[Dataset items]
------------------------

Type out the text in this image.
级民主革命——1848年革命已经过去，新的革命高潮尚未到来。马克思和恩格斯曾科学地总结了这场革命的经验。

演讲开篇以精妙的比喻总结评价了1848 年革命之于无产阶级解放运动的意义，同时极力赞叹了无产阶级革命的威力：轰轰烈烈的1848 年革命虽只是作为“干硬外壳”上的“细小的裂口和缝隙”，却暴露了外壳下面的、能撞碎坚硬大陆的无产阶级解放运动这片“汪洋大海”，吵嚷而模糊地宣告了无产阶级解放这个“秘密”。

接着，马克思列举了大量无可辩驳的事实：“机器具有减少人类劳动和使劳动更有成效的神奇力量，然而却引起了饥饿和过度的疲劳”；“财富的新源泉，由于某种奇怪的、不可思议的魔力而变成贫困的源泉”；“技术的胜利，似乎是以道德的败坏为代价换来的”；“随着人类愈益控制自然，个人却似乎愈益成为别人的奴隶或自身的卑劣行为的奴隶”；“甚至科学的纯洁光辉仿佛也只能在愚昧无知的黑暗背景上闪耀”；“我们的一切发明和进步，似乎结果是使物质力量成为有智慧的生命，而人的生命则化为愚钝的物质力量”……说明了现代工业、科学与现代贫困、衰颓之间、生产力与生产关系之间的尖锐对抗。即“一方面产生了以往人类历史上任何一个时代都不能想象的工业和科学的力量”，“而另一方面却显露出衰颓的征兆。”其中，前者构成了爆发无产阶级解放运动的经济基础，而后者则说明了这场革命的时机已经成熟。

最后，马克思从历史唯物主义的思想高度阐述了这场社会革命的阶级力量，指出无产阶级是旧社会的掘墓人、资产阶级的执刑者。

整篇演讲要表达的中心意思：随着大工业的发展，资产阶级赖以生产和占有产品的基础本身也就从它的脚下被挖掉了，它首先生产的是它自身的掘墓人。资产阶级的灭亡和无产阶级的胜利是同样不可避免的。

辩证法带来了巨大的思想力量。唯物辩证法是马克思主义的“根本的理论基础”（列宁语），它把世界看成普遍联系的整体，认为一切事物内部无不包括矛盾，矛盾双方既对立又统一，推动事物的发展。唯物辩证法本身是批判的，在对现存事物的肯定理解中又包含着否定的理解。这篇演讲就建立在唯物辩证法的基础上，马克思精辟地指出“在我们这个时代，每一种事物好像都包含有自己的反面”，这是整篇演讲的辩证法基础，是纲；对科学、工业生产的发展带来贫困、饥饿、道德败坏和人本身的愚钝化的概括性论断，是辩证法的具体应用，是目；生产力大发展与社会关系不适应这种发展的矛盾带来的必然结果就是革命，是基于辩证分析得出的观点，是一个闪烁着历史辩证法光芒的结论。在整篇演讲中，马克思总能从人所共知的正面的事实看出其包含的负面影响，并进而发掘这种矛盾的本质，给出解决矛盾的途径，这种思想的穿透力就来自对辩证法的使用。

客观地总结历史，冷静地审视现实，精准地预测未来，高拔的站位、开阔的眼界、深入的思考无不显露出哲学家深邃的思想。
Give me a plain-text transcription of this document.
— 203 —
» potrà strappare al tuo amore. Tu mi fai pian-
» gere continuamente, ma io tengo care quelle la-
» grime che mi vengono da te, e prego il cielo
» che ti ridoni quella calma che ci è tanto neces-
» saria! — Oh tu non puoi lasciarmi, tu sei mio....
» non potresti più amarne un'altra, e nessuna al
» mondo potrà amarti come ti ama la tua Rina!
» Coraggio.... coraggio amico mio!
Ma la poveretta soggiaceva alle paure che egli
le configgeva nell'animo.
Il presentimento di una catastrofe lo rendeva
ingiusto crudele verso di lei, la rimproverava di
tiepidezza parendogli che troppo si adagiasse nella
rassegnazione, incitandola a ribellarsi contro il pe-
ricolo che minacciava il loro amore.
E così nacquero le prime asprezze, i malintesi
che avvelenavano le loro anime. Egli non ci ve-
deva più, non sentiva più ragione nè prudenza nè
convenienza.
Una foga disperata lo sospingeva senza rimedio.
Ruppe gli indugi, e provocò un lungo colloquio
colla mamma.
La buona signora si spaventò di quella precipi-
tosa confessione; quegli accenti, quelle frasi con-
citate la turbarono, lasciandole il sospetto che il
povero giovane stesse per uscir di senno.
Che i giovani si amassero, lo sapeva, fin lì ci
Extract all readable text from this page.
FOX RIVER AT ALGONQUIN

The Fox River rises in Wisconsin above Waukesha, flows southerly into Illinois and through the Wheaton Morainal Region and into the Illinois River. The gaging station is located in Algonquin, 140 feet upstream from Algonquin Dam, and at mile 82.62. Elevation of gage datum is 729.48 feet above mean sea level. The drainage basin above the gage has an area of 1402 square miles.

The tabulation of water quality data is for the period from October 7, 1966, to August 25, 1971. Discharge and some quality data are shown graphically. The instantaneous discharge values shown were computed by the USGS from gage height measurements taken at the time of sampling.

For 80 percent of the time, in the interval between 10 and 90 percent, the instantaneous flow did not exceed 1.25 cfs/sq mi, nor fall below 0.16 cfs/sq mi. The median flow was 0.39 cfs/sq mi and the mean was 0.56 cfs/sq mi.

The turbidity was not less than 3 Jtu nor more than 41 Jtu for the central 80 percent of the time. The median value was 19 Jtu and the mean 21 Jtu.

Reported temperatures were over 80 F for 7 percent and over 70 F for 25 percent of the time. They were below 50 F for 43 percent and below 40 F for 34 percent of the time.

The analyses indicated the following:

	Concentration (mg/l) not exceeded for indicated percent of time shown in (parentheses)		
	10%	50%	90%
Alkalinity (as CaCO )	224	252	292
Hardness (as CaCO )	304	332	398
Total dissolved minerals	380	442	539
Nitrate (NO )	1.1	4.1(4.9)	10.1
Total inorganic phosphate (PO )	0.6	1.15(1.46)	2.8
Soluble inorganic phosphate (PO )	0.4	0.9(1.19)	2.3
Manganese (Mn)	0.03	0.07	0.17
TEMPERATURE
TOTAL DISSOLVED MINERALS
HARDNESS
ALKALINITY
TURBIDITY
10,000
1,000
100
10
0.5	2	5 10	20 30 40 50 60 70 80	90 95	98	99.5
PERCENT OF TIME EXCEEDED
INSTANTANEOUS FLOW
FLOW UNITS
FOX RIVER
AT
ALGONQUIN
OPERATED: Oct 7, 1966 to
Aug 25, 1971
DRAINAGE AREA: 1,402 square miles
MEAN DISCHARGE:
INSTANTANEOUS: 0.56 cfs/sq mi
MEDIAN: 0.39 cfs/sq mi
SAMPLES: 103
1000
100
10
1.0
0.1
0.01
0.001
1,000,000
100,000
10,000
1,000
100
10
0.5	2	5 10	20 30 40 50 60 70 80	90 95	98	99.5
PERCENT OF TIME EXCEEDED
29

------------------------

### Short problem
Of the lines above, how many hold the word "CaCO"? Say the number alone.

### Solution
2